→ **WORK INSTRUCTIONS**: Extract every line of the material that holds the string "participer".
────────
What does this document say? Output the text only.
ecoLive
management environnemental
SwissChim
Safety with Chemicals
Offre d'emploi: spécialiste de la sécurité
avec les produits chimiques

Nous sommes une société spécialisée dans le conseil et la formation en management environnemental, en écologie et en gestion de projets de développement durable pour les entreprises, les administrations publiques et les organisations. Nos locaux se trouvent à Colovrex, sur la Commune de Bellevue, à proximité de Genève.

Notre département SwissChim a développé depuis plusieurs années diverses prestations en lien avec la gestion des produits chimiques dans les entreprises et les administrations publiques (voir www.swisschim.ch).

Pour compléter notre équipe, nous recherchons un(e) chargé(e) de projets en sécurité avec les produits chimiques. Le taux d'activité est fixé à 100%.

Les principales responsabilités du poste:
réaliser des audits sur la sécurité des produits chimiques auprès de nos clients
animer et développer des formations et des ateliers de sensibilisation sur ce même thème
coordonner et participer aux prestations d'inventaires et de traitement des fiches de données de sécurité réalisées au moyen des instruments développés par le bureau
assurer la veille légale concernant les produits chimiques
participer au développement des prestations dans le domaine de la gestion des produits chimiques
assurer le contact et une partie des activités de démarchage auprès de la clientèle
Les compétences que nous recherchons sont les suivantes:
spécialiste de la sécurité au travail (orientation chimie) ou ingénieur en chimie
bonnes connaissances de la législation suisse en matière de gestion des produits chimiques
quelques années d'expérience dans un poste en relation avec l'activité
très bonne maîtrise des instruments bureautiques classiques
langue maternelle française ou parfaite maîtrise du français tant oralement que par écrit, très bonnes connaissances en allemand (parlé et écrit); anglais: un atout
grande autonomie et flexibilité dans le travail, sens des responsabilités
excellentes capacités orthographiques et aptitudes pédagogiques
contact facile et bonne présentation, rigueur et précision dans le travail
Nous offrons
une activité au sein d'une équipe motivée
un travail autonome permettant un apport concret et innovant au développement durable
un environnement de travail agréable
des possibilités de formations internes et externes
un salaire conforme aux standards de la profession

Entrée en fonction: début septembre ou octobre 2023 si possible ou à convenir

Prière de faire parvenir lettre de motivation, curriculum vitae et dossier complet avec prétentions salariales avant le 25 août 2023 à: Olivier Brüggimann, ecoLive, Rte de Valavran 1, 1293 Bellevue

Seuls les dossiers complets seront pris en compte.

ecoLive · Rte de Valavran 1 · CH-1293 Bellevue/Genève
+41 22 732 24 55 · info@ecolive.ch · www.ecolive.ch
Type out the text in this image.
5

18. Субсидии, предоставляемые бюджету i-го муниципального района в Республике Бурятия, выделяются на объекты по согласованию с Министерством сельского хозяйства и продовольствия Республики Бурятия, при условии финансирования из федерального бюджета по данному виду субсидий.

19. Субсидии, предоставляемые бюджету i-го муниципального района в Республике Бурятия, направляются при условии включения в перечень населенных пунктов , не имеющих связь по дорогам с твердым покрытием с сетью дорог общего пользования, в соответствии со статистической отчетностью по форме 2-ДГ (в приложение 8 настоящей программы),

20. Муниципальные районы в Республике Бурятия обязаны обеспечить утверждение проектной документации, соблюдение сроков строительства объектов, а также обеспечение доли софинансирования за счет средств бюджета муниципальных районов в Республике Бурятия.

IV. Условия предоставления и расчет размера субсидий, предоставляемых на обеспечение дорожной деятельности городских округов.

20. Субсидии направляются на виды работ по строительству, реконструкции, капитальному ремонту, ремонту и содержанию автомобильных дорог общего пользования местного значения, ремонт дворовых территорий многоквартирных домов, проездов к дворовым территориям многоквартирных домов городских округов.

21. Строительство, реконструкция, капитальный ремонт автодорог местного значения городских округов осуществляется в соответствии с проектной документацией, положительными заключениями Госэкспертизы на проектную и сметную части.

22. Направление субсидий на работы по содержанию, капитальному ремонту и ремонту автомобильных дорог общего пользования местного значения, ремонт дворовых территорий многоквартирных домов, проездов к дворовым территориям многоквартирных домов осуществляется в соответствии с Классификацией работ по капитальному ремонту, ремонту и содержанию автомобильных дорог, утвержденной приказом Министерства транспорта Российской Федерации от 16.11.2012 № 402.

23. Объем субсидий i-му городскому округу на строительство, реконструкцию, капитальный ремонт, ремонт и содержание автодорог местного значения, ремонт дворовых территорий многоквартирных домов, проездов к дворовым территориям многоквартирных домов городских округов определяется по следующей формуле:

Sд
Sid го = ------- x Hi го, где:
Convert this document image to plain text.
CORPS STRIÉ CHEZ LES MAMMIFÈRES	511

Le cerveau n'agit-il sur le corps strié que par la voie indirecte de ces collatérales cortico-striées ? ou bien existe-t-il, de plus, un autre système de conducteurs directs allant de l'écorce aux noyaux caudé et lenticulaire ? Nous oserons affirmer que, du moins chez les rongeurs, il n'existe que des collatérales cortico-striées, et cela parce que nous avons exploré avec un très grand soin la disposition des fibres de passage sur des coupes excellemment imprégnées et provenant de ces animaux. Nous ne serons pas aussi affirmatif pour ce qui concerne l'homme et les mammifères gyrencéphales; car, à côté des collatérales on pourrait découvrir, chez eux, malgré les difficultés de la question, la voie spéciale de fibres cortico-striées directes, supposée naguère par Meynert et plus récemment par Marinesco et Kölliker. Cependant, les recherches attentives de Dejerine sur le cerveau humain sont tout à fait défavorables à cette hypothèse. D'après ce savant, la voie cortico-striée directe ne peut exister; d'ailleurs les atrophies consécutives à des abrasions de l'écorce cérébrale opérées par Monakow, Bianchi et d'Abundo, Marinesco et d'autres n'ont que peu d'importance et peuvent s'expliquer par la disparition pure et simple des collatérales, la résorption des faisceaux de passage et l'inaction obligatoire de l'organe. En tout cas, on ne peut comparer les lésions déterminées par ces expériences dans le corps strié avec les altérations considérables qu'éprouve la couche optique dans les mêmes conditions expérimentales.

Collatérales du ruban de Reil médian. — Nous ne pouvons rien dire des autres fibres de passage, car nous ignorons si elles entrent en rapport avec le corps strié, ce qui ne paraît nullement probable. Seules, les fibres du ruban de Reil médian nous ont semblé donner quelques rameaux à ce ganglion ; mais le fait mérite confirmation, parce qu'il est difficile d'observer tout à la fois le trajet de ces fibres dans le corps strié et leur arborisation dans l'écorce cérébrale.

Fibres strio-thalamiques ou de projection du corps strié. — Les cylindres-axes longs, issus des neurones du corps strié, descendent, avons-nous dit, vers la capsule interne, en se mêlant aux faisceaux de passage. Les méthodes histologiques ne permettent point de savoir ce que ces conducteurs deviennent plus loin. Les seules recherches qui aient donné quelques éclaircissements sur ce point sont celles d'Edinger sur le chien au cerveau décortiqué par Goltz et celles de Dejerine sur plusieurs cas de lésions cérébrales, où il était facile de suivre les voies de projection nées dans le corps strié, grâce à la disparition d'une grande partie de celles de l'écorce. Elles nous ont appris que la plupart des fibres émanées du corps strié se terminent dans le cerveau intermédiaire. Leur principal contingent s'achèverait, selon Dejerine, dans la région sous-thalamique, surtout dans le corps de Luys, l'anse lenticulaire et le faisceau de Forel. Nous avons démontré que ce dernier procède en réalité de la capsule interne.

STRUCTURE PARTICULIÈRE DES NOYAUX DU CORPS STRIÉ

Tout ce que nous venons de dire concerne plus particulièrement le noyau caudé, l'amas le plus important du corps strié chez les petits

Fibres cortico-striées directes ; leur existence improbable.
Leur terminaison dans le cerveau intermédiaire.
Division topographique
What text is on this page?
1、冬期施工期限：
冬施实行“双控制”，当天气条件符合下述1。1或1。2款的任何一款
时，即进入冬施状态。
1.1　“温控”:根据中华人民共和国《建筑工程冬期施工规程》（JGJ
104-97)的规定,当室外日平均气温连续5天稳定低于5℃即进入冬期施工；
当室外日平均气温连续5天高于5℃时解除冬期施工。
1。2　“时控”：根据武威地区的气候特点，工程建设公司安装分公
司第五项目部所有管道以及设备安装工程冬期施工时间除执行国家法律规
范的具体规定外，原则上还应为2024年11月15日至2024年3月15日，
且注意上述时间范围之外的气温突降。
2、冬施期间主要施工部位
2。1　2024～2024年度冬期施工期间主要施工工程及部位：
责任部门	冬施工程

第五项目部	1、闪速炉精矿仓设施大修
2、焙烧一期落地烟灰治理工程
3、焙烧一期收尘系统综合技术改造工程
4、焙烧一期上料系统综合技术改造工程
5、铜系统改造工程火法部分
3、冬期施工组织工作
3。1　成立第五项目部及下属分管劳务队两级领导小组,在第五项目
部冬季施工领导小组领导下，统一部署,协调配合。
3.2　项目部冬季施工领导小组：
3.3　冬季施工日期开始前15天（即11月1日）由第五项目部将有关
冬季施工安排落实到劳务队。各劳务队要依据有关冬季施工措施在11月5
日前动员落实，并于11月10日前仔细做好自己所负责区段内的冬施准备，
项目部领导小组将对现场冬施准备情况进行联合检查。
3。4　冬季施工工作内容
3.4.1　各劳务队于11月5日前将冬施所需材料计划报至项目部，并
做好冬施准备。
────────
→ **RESPONSE TO THIS EXERCISE**:
coordonner et participer aux prestations d'inventaires et de traitement des fiches de données de sécurité réalisées au moyen des instruments développés par le bureau
participer au développement des prestations dans le domaine de la gestion des produits chimiques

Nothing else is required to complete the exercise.